[START OF Input rows]
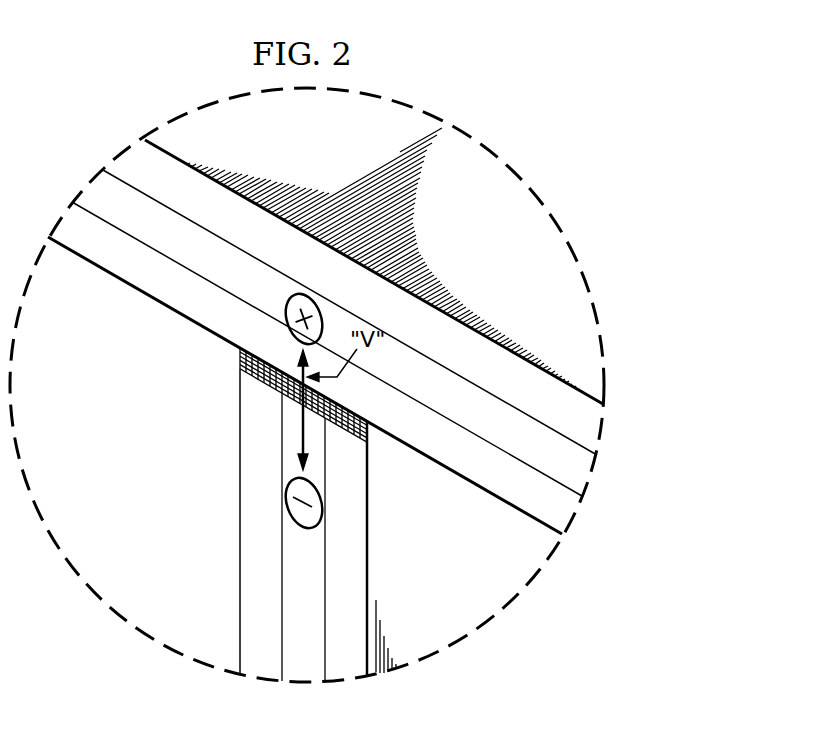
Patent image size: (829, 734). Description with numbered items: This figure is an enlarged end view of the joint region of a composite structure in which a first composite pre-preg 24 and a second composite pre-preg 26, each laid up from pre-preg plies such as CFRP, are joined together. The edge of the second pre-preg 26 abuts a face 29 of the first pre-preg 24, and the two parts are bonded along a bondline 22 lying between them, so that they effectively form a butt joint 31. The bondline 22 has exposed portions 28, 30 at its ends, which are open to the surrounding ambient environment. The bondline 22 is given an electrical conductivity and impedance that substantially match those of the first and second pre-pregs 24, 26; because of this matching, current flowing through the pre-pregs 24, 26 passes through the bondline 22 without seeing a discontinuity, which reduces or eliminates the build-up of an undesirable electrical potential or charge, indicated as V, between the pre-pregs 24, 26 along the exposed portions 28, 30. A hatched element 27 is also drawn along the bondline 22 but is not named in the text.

The bondline 22 is at (350, 437).
The first composite pre-preg 24 is at (101, 243).
The second composite pre-preg 26 is at (267, 564).
The bond layer 27 is at (258, 398).
The exposed portion 28 is at (218, 360).
The face 29 is at (512, 527).
The exposed portion 30 is at (410, 462).
The butt joint 31 is at (152, 420).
[END OF Input rows]
Required task:
Give every line of the records above as a numbered list, with blank lines and the pictures left out.

The completed task:
1. Patent image size: (829, 734). Description with numbered items: This figure is an enlarged end view of the joint region of a composite structure in which a first composite pre-preg 24 and a second composite pre-preg 26, each laid up from pre-preg plies such as CFRP, are joined together. The edge of the second pre-preg 26 abuts a face 29 of the first pre-preg 24, and the two parts are bonded along a bondline 22 lying between them, so that they effectively form a butt joint 31. The bondline 22 has exposed portions 28, 30 at its ends, which are open to the surrounding ambient environment. The bondline 22 is given an electrical conductivity and impedance that substantially match those of the first and second pre-pregs 24, 26; because of this matching, current flowing through the pre-pregs 24, 26 passes through the bondline 22 without seeing a discontinuity, which reduces or eliminates the build-up of an undesirable electrical potential or charge, indicated as V, between the pre-pregs 24, 26 along the exposed portions 28, 30. A hatched element 27 is also drawn along the bondline 22 but is not named in the text.
2. The bondline 22 is at (350, 437).
3. The first composite pre-preg 24 is at (101, 243).
4. The second composite pre-preg 26 is at (267, 564).
5. The bond layer 27 is at (258, 398).
6. The exposed portion 28 is at (218, 360).
7. The face 29 is at (512, 527).
8. The exposed portion 30 is at (410, 462).
9. The butt joint 31 is at (152, 420).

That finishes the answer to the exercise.